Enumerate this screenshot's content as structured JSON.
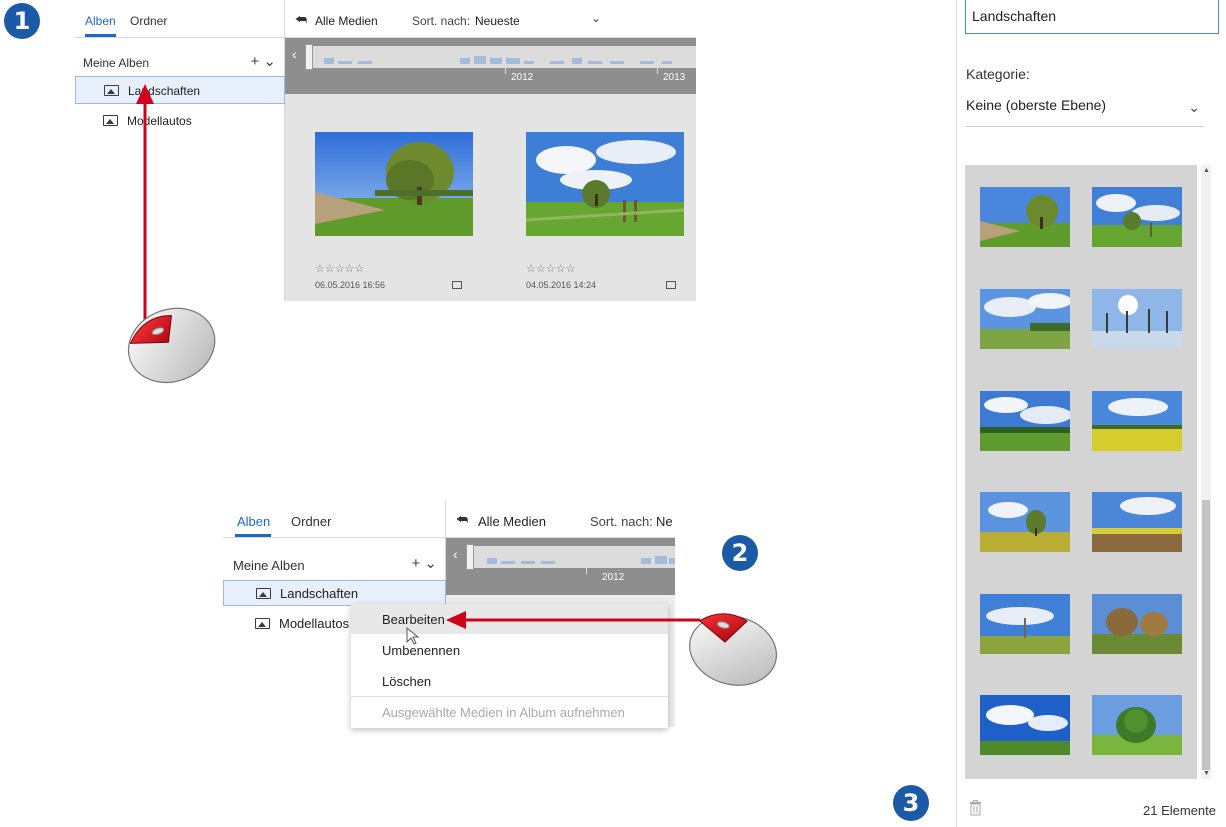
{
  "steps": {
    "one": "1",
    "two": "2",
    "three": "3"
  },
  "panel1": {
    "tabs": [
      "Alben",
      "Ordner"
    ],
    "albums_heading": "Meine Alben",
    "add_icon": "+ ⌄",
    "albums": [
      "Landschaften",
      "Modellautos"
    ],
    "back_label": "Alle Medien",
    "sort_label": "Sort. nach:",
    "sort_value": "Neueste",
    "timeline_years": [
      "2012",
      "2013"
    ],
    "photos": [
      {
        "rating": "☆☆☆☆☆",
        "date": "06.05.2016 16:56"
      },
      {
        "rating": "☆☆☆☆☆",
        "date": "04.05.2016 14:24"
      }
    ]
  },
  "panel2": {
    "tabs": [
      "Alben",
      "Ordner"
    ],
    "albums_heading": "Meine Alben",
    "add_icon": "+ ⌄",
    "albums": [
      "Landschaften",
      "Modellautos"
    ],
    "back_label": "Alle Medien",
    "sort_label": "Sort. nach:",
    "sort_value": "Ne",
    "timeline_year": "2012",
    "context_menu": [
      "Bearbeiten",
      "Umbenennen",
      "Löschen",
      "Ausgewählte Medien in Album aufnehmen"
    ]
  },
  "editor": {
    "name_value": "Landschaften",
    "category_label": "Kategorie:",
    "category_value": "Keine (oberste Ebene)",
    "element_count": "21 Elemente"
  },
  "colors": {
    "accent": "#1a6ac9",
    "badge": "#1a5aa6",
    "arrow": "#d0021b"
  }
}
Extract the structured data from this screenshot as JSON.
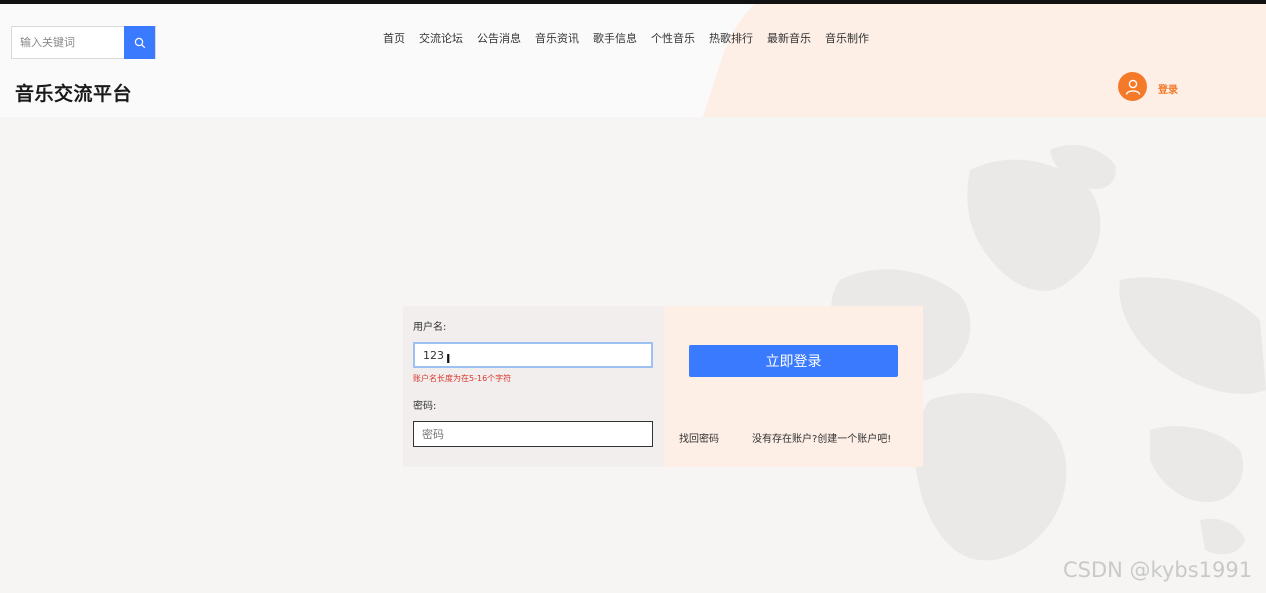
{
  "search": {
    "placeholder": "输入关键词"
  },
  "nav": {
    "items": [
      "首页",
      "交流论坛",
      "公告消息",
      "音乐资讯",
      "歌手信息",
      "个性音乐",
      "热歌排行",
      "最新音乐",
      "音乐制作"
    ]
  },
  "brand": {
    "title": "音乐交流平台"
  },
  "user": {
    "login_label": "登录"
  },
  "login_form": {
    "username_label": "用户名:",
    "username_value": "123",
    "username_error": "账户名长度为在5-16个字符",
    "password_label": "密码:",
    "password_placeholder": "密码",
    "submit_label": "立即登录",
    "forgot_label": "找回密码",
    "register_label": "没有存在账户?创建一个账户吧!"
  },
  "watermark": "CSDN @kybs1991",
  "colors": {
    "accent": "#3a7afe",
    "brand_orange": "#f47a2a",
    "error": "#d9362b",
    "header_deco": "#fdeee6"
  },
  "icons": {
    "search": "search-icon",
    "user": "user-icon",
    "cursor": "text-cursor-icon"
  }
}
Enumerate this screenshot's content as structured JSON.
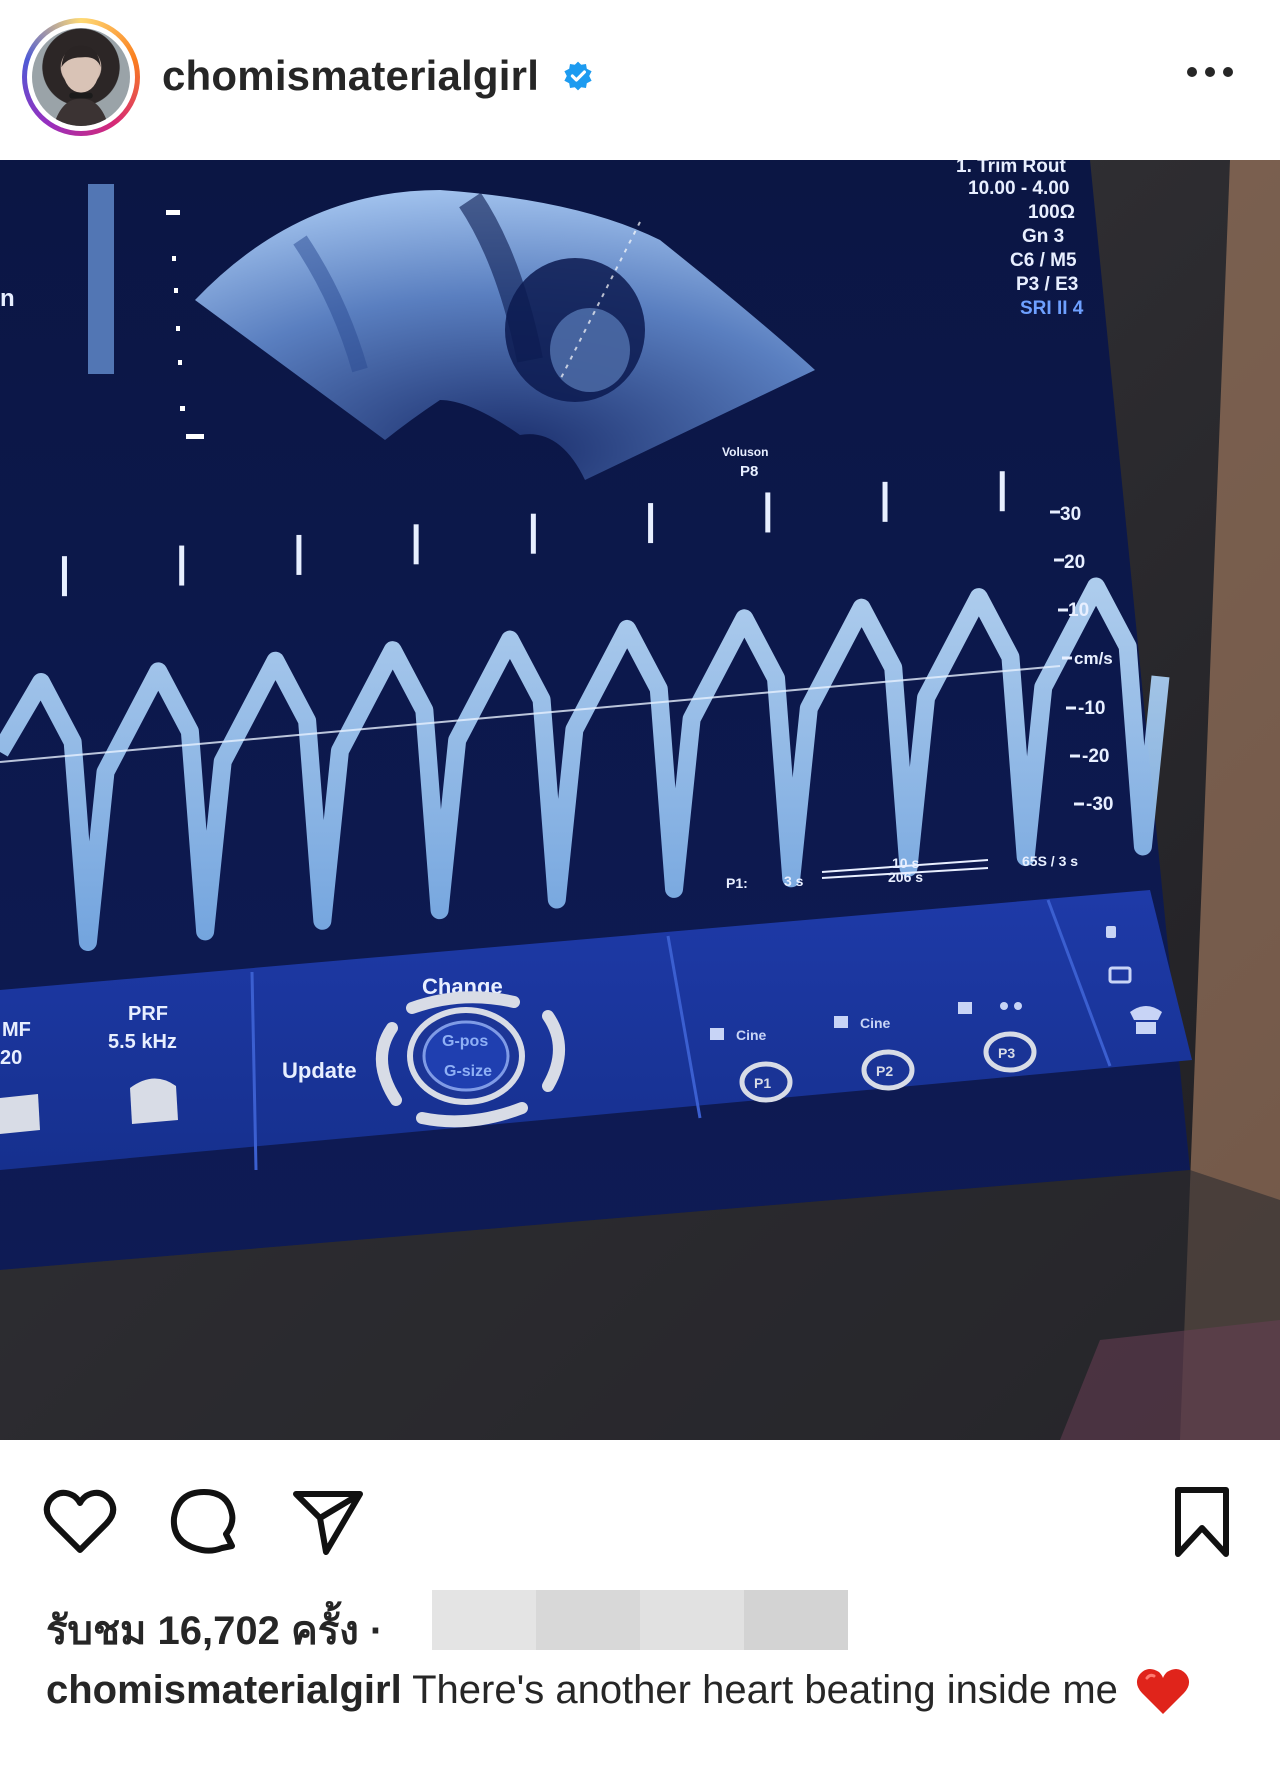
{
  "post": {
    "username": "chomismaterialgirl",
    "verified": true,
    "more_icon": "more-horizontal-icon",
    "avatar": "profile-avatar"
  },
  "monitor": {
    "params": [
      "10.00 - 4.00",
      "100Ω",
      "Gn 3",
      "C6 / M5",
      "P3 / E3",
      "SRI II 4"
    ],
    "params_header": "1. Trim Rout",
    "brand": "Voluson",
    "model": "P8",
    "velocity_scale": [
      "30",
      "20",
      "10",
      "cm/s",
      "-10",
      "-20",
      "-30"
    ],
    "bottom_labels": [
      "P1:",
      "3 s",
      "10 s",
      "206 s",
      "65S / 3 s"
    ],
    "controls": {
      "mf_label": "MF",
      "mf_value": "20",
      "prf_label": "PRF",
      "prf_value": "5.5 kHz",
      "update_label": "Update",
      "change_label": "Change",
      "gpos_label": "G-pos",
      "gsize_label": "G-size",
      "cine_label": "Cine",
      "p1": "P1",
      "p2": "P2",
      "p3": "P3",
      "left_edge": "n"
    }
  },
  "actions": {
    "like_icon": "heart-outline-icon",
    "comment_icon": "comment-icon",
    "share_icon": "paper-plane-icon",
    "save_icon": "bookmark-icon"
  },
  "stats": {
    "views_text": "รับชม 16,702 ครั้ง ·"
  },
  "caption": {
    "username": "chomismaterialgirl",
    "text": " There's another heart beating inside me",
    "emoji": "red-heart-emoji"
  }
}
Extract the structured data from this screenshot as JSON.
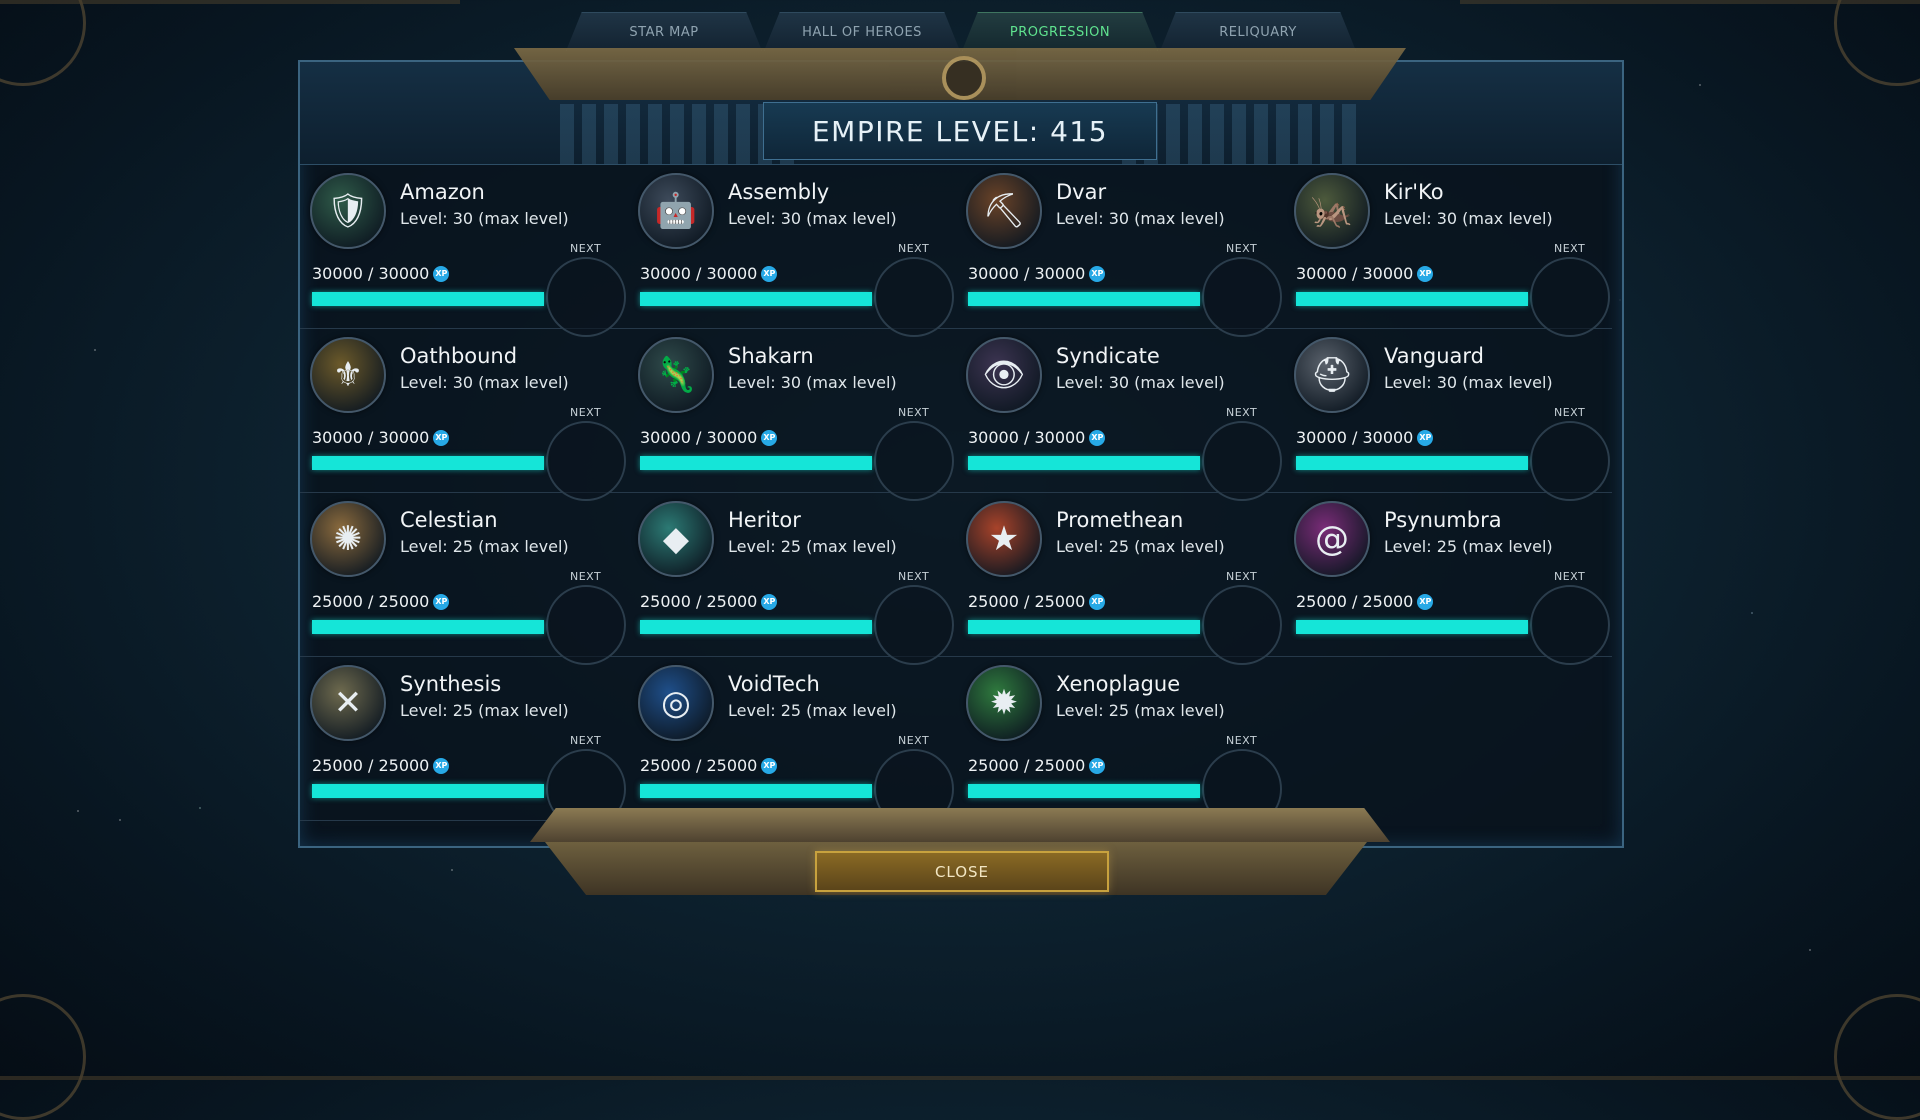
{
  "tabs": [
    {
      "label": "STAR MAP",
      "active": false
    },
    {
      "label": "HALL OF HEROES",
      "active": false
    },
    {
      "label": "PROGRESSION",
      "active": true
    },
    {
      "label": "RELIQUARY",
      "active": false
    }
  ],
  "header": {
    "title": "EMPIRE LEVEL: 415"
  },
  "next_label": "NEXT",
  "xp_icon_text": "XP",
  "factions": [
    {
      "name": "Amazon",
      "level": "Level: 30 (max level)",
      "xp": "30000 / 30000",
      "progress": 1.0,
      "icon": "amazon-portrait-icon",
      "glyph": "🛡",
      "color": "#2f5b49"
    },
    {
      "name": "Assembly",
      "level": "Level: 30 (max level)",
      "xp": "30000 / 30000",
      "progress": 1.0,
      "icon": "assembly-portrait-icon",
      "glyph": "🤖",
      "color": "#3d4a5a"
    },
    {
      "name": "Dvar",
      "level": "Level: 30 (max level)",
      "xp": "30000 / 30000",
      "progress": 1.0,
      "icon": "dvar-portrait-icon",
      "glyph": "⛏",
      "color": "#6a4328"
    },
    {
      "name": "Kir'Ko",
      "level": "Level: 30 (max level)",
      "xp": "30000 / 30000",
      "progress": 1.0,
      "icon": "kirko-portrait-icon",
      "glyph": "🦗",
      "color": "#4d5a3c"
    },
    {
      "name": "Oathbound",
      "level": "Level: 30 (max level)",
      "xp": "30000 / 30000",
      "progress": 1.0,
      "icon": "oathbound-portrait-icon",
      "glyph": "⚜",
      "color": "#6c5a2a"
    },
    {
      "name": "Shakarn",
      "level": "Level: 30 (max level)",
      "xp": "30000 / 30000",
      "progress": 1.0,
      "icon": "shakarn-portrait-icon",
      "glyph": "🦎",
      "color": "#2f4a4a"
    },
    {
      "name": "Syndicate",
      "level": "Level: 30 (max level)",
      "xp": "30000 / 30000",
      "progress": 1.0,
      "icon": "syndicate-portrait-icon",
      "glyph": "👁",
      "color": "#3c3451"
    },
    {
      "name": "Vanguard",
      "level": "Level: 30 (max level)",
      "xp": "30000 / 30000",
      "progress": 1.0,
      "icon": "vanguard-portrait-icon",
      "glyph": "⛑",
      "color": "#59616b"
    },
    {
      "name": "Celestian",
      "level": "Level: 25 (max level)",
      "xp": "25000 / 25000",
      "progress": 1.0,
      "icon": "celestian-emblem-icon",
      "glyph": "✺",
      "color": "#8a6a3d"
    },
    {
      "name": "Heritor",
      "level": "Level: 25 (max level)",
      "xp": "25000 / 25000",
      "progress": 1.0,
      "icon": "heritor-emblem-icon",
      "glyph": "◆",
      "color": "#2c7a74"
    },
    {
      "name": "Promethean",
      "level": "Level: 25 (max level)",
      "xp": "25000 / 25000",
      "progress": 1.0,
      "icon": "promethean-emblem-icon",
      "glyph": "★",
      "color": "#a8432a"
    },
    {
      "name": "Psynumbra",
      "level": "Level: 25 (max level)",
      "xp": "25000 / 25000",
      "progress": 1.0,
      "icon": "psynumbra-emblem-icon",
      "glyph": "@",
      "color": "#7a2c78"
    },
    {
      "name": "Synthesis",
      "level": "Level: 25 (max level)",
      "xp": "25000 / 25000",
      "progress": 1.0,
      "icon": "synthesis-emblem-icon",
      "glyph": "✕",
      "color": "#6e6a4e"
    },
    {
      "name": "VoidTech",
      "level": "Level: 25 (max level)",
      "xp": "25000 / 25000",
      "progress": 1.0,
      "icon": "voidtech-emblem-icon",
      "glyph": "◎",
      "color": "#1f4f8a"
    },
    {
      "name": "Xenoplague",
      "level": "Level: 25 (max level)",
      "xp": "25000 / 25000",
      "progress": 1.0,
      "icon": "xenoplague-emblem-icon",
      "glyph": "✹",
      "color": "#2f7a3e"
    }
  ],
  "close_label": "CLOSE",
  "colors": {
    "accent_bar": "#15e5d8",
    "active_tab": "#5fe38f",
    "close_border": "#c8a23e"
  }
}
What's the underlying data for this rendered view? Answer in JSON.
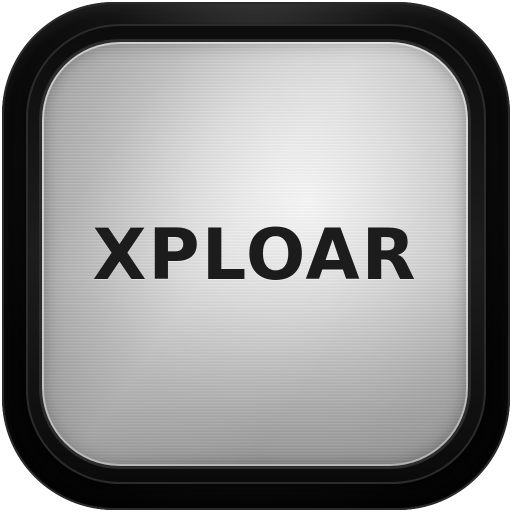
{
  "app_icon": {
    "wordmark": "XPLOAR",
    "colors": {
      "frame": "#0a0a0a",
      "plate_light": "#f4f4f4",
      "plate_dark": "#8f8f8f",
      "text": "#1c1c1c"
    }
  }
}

[Your instructions]: Leaving out every picture, extract verbatim the lines from the one containing "What's the underlying" through the last line of the listing, inclusive.

[Answer below]:
What's the underlying data for this rendered view? Answer in JSON.
{
  "app_icon": {
    "wordmark": "XPLOAR",
    "colors": {
      "frame": "#0a0a0a",
      "plate_light": "#f4f4f4",
      "plate_dark": "#8f8f8f",
      "text": "#1c1c1c"
    }
  }
}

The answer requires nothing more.